• [Directions for this task] Write the data out again in full, with no departure from the original.

(Data entries)
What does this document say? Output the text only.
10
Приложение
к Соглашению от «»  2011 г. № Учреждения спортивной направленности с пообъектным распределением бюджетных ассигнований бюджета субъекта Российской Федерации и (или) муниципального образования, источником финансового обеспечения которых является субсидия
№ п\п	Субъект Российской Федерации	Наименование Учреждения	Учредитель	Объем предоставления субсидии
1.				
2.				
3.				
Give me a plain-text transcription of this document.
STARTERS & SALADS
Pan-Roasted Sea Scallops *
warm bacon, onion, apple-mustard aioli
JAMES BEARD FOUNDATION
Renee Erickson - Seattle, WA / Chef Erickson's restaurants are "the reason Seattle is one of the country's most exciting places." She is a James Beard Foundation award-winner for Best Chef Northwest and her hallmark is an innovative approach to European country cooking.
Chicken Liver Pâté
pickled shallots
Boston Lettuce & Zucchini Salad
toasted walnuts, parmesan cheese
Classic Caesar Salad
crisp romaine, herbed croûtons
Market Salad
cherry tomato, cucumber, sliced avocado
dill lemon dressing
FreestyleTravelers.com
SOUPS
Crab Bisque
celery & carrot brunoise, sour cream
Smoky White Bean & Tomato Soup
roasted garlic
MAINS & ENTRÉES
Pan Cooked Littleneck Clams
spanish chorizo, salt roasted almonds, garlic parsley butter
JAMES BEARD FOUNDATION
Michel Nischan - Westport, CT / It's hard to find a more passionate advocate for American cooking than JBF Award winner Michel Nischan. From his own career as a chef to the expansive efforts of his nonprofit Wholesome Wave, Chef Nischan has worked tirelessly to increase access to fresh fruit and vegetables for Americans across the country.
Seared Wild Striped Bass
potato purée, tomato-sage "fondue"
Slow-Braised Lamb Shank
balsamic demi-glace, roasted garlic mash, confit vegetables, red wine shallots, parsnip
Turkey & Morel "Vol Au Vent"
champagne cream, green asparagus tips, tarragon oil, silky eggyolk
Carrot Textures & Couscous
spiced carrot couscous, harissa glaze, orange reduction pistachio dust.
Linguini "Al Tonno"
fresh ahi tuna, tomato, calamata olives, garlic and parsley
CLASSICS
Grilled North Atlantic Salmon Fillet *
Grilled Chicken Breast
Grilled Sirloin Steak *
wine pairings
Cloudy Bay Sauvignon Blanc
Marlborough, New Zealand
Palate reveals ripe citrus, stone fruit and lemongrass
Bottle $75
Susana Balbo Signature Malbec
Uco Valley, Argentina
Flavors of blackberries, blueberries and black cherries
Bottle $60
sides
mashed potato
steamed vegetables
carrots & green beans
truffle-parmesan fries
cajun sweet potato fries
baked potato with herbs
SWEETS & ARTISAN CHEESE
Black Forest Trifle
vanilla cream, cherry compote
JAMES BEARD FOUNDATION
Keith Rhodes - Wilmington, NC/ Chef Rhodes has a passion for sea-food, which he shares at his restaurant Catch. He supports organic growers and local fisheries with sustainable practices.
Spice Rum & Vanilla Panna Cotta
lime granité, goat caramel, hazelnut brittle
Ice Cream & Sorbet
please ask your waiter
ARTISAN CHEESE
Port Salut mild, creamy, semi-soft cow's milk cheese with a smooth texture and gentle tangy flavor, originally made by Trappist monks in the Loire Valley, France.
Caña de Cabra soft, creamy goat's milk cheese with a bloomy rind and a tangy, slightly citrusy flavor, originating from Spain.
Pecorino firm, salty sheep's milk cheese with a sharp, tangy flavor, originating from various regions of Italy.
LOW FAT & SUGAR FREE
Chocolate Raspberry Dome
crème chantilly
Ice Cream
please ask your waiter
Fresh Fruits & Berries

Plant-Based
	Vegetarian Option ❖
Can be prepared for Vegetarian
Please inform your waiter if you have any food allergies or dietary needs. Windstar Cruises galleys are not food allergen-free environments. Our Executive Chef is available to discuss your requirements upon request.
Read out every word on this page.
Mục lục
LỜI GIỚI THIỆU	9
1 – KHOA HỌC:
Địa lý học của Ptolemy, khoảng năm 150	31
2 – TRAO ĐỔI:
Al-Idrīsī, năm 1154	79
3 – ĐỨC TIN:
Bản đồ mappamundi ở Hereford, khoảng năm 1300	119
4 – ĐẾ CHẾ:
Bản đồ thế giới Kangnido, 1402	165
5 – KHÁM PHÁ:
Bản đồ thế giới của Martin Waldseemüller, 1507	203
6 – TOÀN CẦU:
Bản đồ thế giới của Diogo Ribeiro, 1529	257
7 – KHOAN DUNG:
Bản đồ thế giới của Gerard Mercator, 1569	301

• [Solved exercise]
What does this document say? Output the text only.
10
Приложение
к Соглашению от «»  2011 г. № Учреждения спортивной направленности с пообъектным распределением бюджетных ассигнований бюджета субъекта Российской Федерации и (или) муниципального образования, источником финансового обеспечения которых является субсидия
№ п\п	Субъект Российской Федерации	Наименование Учреждения	Учредитель	Объем предоставления субсидии
1.				
2.				
3.				
Give me a plain-text transcription of this document.
STARTERS & SALADS
Pan-Roasted Sea Scallops *
warm bacon, onion, apple-mustard aioli
JAMES BEARD FOUNDATION
Renee Erickson - Seattle, WA / Chef Erickson's restaurants are "the reason Seattle is one of the country's most exciting places." She is a James Beard Foundation award-winner for Best Chef Northwest and her hallmark is an innovative approach to European country cooking.
Chicken Liver Pâté
pickled shallots
Boston Lettuce & Zucchini Salad
toasted walnuts, parmesan cheese
Classic Caesar Salad
crisp romaine, herbed croûtons
Market Salad
cherry tomato, cucumber, sliced avocado
dill lemon dressing
FreestyleTravelers.com
SOUPS
Crab Bisque
celery & carrot brunoise, sour cream
Smoky White Bean & Tomato Soup
roasted garlic
MAINS & ENTRÉES
Pan Cooked Littleneck Clams
spanish chorizo, salt roasted almonds, garlic parsley butter
JAMES BEARD FOUNDATION
Michel Nischan - Westport, CT / It's hard to find a more passionate advocate for American cooking than JBF Award winner Michel Nischan. From his own career as a chef to the expansive efforts of his nonprofit Wholesome Wave, Chef Nischan has worked tirelessly to increase access to fresh fruit and vegetables for Americans across the country.
Seared Wild Striped Bass
potato purée, tomato-sage "fondue"
Slow-Braised Lamb Shank
balsamic demi-glace, roasted garlic mash, confit vegetables, red wine shallots, parsnip
Turkey & Morel "Vol Au Vent"
champagne cream, green asparagus tips, tarragon oil, silky eggyolk
Carrot Textures & Couscous
spiced carrot couscous, harissa glaze, orange reduction pistachio dust.
Linguini "Al Tonno"
fresh ahi tuna, tomato, calamata olives, garlic and parsley
CLASSICS
Grilled North Atlantic Salmon Fillet *
Grilled Chicken Breast
Grilled Sirloin Steak *
wine pairings
Cloudy Bay Sauvignon Blanc
Marlborough, New Zealand
Palate reveals ripe citrus, stone fruit and lemongrass
Bottle $75
Susana Balbo Signature Malbec
Uco Valley, Argentina
Flavors of blackberries, blueberries and black cherries
Bottle $60
sides
mashed potato
steamed vegetables
carrots & green beans
truffle-parmesan fries
cajun sweet potato fries
baked potato with herbs
SWEETS & ARTISAN CHEESE
Black Forest Trifle
vanilla cream, cherry compote
JAMES BEARD FOUNDATION
Keith Rhodes - Wilmington, NC/ Chef Rhodes has a passion for sea-food, which he shares at his restaurant Catch. He supports organic growers and local fisheries with sustainable practices.
Spice Rum & Vanilla Panna Cotta
lime granité, goat caramel, hazelnut brittle
Ice Cream & Sorbet
please ask your waiter
ARTISAN CHEESE
Port Salut mild, creamy, semi-soft cow's milk cheese with a smooth texture and gentle tangy flavor, originally made by Trappist monks in the Loire Valley, France.
Caña de Cabra soft, creamy goat's milk cheese with a bloomy rind and a tangy, slightly citrusy flavor, originating from Spain.
Pecorino firm, salty sheep's milk cheese with a sharp, tangy flavor, originating from various regions of Italy.
LOW FAT & SUGAR FREE
Chocolate Raspberry Dome
crème chantilly
Ice Cream
please ask your waiter
Fresh Fruits & Berries

Plant-Based
	Vegetarian Option ❖
Can be prepared for Vegetarian
Please inform your waiter if you have any food allergies or dietary needs. Windstar Cruises galleys are not food allergen-free environments. Our Executive Chef is available to discuss your requirements upon request.
Read out every word on this page.
Mục lục
LỜI GIỚI THIỆU	9
1 – KHOA HỌC:
Địa lý học của Ptolemy, khoảng năm 150	31
2 – TRAO ĐỔI:
Al-Idrīsī, năm 1154	79
3 – ĐỨC TIN:
Bản đồ mappamundi ở Hereford, khoảng năm 1300	119
4 – ĐẾ CHẾ:
Bản đồ thế giới Kangnido, 1402	165
5 – KHÁM PHÁ:
Bản đồ thế giới của Martin Waldseemüller, 1507	203
6 – TOÀN CẦU:
Bản đồ thế giới của Diogo Ribeiro, 1529	257
7 – KHOAN DUNG:
Bản đồ thế giới của Gerard Mercator, 1569	301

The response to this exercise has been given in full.